(Data entries)
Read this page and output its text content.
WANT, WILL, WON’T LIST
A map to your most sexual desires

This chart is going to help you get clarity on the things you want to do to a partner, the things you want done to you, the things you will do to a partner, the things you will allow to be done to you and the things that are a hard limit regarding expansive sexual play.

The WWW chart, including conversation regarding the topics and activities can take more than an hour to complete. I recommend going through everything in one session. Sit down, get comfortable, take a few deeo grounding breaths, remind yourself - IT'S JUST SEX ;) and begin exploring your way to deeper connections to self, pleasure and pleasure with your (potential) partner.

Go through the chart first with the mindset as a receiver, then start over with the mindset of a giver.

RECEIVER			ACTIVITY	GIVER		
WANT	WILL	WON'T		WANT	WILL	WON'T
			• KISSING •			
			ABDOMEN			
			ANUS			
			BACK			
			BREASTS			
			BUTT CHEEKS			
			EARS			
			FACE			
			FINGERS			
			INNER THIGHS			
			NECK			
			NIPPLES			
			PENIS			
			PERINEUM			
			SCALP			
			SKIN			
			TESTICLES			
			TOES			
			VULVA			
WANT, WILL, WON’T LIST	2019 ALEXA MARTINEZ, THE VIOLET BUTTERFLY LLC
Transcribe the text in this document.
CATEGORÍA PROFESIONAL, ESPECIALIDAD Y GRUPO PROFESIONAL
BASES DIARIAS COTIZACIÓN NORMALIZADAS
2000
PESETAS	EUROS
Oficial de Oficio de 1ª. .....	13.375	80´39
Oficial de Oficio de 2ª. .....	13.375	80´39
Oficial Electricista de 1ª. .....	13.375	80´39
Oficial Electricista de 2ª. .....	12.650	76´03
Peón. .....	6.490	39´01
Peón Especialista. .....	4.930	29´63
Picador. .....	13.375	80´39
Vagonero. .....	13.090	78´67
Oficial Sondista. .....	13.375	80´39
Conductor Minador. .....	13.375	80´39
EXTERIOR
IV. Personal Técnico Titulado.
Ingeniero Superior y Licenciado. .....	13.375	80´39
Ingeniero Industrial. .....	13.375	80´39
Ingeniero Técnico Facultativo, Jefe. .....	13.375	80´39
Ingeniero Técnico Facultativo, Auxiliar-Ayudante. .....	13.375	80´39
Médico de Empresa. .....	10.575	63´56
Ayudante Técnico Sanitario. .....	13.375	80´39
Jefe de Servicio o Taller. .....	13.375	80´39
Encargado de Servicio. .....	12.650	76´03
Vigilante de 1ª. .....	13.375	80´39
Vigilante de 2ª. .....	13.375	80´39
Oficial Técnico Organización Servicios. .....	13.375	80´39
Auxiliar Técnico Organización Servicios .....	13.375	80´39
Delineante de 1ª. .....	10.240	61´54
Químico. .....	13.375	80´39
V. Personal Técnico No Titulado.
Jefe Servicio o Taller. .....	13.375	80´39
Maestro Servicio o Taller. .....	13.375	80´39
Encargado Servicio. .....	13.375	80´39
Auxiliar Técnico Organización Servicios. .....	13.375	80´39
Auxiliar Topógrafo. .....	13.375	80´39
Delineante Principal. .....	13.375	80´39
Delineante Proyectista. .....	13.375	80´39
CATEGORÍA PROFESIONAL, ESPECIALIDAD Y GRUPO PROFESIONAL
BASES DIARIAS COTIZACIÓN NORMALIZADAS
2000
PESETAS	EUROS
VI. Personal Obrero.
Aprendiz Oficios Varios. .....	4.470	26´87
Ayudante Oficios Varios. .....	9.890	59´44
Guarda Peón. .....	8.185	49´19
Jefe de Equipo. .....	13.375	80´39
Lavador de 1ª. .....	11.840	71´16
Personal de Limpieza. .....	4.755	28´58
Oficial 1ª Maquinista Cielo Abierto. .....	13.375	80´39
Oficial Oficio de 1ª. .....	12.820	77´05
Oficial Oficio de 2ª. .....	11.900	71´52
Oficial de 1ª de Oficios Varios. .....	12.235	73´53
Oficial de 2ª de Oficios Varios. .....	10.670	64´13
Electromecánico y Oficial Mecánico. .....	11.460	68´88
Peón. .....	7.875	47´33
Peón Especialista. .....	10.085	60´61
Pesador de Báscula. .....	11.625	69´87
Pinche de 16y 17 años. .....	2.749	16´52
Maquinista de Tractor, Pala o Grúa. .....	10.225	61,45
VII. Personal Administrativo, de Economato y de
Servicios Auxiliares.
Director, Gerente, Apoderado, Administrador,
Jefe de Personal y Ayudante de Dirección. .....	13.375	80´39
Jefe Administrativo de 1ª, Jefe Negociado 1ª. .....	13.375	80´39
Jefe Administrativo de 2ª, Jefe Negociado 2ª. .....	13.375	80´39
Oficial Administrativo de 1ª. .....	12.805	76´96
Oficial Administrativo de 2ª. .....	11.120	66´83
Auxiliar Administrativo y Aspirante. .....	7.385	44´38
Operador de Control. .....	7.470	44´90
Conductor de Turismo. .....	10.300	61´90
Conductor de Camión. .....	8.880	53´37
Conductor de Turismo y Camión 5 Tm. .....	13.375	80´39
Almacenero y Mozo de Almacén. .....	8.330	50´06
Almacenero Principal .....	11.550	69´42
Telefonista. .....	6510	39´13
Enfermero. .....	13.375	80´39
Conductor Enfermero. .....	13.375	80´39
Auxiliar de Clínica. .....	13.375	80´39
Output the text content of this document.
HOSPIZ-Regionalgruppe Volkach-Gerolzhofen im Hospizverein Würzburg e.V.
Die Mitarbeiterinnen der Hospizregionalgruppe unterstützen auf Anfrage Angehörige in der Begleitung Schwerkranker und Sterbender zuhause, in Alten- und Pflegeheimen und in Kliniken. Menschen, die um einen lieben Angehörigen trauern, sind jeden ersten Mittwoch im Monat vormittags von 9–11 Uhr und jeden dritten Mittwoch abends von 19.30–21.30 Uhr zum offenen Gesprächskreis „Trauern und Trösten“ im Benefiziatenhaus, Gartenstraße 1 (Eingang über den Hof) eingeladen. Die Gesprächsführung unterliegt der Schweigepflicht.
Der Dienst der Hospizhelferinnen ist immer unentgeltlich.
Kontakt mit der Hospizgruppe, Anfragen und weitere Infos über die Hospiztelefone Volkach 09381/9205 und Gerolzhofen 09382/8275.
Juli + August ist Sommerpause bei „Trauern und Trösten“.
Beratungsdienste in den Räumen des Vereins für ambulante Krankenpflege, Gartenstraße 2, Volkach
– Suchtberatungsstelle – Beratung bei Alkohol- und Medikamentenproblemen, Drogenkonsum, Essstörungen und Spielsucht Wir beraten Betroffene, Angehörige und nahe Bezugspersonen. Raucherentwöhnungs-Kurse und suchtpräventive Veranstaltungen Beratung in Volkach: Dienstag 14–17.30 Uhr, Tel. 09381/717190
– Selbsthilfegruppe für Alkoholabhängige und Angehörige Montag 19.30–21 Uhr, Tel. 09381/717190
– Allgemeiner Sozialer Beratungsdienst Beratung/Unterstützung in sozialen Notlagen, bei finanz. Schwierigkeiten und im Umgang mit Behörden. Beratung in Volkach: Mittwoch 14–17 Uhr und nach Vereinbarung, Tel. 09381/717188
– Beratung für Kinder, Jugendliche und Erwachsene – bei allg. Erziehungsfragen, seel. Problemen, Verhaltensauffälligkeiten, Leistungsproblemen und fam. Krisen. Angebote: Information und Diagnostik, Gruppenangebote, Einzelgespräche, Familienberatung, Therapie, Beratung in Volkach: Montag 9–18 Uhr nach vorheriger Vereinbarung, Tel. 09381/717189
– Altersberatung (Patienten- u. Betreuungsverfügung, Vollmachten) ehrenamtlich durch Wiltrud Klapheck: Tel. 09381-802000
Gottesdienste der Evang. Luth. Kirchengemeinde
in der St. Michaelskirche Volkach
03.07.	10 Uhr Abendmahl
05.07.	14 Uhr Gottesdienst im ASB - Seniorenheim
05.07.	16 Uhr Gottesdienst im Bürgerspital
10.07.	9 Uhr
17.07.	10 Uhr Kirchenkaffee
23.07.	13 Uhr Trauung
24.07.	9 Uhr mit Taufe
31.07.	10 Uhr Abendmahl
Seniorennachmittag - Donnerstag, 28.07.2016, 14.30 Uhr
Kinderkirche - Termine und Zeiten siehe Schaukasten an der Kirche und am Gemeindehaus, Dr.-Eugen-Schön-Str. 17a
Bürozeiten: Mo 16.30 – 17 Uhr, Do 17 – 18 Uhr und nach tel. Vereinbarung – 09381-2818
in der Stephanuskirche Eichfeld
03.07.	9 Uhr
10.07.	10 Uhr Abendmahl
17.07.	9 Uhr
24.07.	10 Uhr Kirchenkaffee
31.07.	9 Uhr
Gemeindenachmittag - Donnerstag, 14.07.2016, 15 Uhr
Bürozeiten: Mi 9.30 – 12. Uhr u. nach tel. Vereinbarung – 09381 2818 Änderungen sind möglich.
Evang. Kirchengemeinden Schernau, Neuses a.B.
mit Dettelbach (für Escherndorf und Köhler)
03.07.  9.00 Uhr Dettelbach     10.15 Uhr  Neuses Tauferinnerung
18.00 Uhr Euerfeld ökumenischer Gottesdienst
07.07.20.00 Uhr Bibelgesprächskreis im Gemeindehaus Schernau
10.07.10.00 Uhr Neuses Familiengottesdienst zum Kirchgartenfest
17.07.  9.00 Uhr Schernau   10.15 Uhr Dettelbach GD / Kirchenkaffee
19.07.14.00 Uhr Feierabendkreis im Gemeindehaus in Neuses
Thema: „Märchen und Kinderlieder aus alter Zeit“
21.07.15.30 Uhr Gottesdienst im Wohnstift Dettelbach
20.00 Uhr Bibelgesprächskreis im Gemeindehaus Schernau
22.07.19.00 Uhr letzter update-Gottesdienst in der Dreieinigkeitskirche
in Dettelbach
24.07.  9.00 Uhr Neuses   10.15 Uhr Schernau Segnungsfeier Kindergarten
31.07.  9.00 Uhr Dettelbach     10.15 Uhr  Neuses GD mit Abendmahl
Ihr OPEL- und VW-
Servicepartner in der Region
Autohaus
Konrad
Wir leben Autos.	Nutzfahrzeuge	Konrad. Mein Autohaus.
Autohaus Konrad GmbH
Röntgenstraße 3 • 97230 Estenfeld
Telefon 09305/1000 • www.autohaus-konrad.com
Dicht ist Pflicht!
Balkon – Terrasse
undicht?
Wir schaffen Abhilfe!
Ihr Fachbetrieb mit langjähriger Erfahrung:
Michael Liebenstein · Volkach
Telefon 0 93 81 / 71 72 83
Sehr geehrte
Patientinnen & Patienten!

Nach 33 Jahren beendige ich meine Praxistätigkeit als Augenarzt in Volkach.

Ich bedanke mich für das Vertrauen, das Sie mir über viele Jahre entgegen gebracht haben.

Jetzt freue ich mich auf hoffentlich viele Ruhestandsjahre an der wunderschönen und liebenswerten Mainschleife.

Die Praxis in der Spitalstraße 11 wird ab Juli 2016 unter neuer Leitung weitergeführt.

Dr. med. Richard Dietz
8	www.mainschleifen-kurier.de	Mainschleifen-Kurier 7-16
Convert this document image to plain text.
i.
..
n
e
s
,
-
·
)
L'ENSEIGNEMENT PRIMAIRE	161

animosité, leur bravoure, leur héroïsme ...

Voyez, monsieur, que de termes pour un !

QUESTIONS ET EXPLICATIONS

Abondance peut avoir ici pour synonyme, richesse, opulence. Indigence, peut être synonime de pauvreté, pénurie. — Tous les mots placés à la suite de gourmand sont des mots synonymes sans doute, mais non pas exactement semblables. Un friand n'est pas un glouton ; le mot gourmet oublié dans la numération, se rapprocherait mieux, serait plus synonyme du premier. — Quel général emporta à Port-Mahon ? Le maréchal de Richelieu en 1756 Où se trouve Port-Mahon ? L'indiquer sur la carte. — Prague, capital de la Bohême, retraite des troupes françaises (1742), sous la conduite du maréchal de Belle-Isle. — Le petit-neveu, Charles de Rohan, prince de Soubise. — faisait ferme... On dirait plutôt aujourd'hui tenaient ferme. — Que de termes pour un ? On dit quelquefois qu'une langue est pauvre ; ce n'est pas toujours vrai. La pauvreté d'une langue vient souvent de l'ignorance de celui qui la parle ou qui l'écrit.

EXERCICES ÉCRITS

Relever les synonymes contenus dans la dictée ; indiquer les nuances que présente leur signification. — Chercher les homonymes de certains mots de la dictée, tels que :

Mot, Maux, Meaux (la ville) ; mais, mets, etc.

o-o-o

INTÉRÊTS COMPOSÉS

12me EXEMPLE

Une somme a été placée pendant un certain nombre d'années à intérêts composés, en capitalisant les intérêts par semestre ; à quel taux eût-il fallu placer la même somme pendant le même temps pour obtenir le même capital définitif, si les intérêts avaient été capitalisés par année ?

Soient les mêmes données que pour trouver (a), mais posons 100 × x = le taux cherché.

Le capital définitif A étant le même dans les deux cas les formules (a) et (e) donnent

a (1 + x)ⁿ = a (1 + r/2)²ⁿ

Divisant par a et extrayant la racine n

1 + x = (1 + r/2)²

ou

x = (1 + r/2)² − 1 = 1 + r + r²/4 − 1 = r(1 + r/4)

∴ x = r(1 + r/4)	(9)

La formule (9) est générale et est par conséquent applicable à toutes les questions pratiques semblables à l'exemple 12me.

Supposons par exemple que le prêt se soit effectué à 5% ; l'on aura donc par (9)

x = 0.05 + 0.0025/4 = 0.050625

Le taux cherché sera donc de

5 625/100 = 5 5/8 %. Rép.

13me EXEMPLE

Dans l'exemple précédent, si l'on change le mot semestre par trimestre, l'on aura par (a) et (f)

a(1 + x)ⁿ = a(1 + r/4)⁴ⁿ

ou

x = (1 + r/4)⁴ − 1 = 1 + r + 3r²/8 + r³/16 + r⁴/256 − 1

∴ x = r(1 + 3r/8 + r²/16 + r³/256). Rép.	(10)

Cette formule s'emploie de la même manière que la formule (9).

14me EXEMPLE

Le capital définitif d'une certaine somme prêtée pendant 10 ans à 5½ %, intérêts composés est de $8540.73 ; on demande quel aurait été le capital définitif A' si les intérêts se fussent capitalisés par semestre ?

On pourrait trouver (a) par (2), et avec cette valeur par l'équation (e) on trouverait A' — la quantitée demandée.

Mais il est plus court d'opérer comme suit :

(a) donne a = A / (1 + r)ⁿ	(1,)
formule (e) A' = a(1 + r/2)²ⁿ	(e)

Short exercise:
List the lines of the material in which the word "Ayudante" occurs.

Final answer:
Ingeniero Técnico Facultativo, Auxiliar-Ayudante. .....	13.375	80´39
Ayudante Técnico Sanitario. .....	13.375	80´39
Ayudante Oficios Varios. .....	9.890	59´44
Jefe de Personal y Ayudante de Dirección. .....	13.375	80´39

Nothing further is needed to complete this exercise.